TO DO:
Report all lines holding "cosas".

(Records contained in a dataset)
_ _ _ _ _ _ _

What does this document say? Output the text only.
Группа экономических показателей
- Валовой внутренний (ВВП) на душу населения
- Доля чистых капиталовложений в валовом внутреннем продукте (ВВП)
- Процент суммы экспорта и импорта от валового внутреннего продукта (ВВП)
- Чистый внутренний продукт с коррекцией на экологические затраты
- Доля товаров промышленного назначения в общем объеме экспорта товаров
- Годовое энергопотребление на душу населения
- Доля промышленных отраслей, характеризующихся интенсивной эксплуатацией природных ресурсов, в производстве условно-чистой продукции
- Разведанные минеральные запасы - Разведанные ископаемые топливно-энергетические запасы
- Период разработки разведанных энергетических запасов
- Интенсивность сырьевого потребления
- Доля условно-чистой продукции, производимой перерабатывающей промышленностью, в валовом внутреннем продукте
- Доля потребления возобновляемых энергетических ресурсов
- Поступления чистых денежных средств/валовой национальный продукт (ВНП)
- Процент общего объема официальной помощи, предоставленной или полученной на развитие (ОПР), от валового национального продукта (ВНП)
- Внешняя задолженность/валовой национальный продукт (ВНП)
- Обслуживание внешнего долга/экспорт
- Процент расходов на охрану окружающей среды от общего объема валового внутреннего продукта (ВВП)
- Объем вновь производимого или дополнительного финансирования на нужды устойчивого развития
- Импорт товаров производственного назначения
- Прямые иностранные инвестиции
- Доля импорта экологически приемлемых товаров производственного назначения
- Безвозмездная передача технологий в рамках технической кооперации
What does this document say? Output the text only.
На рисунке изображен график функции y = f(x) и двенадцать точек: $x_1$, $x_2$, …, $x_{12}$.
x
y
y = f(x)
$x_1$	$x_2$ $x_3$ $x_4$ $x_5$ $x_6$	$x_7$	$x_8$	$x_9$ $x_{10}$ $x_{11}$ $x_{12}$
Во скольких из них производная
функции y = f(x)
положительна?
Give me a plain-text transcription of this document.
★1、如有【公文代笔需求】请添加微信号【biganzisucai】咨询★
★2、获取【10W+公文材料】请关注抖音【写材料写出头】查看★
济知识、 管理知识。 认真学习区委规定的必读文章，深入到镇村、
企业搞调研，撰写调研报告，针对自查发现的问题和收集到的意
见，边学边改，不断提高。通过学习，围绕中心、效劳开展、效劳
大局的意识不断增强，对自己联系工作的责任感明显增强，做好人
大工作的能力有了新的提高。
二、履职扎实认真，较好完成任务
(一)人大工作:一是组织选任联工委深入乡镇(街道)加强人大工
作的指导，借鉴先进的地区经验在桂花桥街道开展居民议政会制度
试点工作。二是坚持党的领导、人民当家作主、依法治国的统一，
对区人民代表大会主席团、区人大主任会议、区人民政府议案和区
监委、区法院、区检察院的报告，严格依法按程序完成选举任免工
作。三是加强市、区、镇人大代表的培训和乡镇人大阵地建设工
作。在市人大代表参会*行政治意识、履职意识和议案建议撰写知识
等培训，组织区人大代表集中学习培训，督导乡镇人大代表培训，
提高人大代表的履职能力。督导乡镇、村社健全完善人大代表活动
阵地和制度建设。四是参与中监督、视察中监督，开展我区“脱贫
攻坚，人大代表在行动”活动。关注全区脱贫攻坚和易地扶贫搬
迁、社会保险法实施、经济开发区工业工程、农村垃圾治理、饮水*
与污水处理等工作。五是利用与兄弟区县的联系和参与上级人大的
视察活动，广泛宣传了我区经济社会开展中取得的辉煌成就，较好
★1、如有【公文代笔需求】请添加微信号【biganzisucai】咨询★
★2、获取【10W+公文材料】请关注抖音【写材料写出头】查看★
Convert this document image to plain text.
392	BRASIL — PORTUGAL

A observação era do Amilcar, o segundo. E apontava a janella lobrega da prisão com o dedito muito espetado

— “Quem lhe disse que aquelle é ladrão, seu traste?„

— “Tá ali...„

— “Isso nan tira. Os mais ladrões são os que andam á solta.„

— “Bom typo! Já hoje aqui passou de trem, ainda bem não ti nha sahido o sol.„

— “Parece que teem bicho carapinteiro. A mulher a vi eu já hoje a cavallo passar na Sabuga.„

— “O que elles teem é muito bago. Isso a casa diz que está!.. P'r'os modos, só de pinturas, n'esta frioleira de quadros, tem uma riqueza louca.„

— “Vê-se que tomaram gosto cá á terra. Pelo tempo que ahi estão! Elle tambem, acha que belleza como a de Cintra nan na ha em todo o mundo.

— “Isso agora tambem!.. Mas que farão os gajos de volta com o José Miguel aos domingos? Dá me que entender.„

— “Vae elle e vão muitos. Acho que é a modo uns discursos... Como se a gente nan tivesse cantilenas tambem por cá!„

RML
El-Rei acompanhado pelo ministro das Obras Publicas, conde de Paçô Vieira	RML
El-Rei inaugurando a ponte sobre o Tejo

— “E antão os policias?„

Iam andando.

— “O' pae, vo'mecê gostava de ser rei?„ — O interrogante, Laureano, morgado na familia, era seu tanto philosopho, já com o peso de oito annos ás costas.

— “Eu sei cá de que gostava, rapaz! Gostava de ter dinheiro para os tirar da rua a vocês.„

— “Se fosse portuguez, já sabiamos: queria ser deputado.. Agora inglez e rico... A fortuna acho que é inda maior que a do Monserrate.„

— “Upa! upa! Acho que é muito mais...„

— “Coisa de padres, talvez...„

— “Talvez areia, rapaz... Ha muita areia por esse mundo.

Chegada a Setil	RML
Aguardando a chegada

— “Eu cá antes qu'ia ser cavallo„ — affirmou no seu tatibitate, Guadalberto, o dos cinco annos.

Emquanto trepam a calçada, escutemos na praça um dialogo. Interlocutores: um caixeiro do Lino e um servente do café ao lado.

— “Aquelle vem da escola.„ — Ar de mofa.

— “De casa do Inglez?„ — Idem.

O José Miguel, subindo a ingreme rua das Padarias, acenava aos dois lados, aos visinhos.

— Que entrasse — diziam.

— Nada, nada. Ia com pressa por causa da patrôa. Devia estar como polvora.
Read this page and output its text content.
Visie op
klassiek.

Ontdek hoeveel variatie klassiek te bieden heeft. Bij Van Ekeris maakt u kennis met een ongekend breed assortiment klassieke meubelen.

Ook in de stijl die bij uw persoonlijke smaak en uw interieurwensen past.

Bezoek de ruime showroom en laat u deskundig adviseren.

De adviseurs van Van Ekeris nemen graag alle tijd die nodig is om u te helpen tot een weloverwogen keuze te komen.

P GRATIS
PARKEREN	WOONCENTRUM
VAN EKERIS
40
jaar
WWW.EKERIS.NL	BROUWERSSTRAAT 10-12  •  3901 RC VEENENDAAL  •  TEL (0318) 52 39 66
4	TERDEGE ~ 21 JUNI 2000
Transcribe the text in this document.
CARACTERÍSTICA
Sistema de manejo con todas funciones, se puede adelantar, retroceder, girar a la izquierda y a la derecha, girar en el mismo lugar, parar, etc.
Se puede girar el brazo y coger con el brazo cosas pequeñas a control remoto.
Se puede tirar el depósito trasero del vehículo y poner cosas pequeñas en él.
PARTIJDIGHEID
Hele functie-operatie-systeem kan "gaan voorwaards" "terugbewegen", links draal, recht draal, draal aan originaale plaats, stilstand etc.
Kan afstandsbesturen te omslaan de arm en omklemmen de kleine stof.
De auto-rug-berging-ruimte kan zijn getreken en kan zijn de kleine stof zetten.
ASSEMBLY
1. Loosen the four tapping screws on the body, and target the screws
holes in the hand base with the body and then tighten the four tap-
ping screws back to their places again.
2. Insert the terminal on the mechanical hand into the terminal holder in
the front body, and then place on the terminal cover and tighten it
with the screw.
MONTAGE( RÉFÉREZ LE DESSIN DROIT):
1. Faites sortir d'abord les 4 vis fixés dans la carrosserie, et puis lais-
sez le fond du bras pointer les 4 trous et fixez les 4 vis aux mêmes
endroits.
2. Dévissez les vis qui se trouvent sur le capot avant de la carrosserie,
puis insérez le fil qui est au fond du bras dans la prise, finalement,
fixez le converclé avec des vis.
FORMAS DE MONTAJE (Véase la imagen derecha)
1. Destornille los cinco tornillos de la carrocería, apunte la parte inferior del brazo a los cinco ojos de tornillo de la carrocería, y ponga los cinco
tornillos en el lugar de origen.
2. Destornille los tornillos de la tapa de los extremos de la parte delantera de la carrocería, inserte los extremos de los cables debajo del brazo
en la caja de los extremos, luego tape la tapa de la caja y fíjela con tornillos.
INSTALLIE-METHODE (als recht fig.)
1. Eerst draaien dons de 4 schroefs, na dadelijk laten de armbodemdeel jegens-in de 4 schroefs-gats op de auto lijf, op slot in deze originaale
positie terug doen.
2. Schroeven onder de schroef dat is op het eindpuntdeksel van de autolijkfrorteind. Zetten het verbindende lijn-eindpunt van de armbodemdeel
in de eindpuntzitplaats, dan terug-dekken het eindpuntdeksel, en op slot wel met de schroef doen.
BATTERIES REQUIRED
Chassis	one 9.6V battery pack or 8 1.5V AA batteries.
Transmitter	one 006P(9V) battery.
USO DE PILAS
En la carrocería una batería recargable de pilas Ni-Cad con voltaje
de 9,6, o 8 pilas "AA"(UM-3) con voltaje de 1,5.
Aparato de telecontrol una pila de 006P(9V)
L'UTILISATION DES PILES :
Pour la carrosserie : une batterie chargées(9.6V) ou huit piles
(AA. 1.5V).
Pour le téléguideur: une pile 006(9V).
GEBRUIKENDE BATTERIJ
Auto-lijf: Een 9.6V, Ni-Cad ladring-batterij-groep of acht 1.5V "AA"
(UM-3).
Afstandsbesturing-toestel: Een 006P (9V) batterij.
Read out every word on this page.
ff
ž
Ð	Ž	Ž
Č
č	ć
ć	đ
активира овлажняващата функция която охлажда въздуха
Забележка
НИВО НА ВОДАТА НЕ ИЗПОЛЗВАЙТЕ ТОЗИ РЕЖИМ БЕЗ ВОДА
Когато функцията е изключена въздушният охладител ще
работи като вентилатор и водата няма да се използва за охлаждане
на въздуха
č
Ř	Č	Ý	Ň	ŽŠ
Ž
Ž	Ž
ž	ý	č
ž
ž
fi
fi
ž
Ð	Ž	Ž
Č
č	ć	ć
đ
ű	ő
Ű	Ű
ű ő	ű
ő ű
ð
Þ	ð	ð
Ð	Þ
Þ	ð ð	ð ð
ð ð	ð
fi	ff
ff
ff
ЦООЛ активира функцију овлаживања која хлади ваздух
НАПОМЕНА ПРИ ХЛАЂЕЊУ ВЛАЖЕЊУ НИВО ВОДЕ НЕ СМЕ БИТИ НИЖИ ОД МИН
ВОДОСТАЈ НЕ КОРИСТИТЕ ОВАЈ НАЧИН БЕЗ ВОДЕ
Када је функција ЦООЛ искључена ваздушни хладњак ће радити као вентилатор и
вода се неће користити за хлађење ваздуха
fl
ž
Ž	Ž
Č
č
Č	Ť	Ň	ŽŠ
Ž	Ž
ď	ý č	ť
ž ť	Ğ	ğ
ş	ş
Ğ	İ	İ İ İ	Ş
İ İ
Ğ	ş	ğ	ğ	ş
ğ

_ _ _ _ _ _ _

WRITTEN RESPONSE:
Se puede girar el brazo y coger con el brazo cosas pequeñas a control remoto.
Se puede tirar el depósito trasero del vehículo y poner cosas pequeñas en él.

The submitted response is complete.